TASK DESCRIPTION
Copy out all lines of the records in which the word "Extract" appears.

-- begin DATA TO PROCESS --

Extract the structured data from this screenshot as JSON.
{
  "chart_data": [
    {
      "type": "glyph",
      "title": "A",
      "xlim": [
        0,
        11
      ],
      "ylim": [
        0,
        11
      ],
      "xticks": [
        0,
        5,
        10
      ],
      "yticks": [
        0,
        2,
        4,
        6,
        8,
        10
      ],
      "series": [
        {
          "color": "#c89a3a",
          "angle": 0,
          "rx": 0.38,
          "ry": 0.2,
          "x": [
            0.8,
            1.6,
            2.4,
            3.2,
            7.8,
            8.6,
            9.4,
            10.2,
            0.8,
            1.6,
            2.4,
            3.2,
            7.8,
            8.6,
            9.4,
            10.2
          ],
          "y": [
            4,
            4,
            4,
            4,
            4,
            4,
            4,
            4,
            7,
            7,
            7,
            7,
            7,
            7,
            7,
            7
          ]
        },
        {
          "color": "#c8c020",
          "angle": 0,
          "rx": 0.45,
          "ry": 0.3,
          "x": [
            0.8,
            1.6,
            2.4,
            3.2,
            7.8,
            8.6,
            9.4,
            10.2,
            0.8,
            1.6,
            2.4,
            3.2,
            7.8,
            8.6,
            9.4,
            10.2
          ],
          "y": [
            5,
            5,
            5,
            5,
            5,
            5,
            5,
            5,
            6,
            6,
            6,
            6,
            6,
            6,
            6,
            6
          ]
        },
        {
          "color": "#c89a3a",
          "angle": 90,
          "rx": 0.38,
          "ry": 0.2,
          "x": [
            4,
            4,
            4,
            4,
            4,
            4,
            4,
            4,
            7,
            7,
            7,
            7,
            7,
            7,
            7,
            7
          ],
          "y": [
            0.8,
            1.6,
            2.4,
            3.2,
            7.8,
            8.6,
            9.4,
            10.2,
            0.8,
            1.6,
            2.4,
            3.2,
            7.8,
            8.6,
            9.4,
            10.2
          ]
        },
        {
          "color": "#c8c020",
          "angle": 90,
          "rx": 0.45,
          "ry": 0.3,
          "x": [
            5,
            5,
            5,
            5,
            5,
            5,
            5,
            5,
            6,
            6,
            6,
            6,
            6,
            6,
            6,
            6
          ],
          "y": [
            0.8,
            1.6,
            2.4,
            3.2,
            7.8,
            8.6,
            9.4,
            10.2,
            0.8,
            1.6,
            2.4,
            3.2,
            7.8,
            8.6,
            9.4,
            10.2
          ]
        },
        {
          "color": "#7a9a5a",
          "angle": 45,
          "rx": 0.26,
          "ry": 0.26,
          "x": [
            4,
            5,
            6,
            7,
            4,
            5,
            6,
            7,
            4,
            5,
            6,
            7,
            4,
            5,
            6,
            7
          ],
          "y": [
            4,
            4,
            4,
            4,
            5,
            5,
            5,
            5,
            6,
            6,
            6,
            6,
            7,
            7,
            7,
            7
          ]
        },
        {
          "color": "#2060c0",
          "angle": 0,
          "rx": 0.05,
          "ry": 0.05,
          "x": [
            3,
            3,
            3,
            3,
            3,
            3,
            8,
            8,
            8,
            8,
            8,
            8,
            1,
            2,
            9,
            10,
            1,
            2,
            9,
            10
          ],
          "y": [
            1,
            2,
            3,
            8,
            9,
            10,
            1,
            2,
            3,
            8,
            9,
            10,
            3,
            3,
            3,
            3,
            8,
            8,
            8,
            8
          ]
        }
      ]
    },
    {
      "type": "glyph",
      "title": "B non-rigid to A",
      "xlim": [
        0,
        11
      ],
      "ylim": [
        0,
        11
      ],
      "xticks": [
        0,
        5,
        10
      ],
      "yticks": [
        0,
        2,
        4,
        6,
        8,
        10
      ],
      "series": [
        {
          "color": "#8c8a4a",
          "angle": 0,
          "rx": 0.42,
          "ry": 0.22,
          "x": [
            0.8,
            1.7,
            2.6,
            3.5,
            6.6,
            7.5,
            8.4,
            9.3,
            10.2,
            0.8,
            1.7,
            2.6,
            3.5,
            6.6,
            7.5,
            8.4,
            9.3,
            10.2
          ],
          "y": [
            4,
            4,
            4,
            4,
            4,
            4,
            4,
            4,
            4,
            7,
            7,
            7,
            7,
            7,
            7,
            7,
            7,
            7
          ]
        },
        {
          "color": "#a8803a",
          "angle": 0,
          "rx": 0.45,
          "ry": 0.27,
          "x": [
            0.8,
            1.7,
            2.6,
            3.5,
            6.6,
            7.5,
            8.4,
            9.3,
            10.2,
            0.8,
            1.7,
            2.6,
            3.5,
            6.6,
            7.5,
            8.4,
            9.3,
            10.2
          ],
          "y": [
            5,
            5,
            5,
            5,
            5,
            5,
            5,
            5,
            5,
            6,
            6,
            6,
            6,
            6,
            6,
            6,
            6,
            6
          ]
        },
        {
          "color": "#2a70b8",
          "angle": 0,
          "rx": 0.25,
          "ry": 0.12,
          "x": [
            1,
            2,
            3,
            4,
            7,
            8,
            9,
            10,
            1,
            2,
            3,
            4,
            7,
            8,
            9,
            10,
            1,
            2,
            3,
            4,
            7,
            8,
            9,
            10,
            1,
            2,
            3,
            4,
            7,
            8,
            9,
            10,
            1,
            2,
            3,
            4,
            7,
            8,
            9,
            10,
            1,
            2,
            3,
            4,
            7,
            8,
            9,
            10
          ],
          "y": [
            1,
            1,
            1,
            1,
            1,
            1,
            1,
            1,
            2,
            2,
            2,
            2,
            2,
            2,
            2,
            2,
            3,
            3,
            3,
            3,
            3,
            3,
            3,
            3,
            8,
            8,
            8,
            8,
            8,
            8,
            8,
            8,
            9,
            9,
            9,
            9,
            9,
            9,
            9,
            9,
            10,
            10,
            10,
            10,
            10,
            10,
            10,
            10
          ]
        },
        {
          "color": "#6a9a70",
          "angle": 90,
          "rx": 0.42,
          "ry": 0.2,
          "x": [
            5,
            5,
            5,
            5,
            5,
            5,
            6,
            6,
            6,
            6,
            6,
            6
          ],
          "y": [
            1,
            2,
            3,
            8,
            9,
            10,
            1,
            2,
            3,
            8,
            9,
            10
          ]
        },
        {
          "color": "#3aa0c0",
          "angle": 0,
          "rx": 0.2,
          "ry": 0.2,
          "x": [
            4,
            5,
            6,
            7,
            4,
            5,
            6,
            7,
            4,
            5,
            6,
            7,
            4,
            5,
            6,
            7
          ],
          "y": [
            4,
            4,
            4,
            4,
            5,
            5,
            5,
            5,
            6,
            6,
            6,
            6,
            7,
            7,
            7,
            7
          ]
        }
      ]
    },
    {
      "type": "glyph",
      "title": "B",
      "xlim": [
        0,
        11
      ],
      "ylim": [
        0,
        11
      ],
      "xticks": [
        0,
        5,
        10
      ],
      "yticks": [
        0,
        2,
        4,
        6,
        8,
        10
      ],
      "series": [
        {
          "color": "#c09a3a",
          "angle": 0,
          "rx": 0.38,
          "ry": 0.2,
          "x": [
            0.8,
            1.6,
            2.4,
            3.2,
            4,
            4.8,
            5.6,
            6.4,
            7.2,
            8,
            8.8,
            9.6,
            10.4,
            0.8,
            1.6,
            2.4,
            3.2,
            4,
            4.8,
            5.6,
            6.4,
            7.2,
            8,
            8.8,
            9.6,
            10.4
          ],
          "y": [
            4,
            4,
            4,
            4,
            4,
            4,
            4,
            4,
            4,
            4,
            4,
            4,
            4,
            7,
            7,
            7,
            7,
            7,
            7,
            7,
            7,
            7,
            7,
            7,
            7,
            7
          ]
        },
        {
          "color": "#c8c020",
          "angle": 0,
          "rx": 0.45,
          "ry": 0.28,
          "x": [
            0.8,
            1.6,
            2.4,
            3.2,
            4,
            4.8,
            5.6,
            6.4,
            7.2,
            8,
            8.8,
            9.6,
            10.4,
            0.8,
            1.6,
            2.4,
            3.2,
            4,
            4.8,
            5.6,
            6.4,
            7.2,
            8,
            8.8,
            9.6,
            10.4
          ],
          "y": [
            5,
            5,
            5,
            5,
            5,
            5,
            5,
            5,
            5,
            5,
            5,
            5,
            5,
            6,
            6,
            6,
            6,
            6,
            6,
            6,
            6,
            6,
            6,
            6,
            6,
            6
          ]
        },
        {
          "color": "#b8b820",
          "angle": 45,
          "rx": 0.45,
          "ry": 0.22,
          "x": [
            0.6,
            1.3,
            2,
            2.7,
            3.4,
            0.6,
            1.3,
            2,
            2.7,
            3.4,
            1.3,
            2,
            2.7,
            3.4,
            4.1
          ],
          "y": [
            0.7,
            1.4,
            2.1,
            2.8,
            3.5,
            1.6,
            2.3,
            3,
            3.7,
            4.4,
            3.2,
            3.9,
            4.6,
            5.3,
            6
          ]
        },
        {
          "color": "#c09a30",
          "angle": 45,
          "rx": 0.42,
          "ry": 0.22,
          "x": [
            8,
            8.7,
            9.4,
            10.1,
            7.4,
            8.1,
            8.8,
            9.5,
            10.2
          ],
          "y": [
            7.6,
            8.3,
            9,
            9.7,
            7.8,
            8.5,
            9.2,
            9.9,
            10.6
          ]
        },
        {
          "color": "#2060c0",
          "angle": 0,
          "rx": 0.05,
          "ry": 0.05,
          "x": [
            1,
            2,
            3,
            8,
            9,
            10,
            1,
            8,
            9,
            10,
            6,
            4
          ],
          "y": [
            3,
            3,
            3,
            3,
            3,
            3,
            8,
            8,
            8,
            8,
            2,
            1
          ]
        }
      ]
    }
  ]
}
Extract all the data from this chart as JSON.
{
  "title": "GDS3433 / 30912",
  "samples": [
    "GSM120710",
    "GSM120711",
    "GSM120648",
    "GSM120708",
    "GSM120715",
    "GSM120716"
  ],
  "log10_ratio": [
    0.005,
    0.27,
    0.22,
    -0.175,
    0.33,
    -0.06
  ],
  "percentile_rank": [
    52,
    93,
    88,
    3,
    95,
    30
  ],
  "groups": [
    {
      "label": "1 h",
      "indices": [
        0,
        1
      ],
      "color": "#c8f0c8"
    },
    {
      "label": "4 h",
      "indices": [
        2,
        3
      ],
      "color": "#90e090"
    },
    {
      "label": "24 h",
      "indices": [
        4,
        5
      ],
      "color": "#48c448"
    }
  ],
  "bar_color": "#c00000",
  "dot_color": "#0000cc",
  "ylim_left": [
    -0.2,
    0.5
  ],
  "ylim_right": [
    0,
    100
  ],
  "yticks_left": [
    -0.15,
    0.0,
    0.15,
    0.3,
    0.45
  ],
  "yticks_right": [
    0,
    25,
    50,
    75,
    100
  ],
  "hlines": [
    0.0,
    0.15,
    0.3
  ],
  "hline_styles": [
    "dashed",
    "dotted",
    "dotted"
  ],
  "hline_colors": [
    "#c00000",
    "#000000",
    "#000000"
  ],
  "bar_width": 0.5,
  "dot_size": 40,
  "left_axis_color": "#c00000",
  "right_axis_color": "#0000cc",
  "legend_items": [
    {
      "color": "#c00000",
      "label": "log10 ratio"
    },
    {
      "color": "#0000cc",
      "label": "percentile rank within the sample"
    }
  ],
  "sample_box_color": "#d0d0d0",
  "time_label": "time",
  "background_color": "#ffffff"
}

-- end DATA TO PROCESS --

REPLY TO THE EXERCISE
Extract the structured data from this screenshot as JSON.
Extract all the data from this chart as JSON.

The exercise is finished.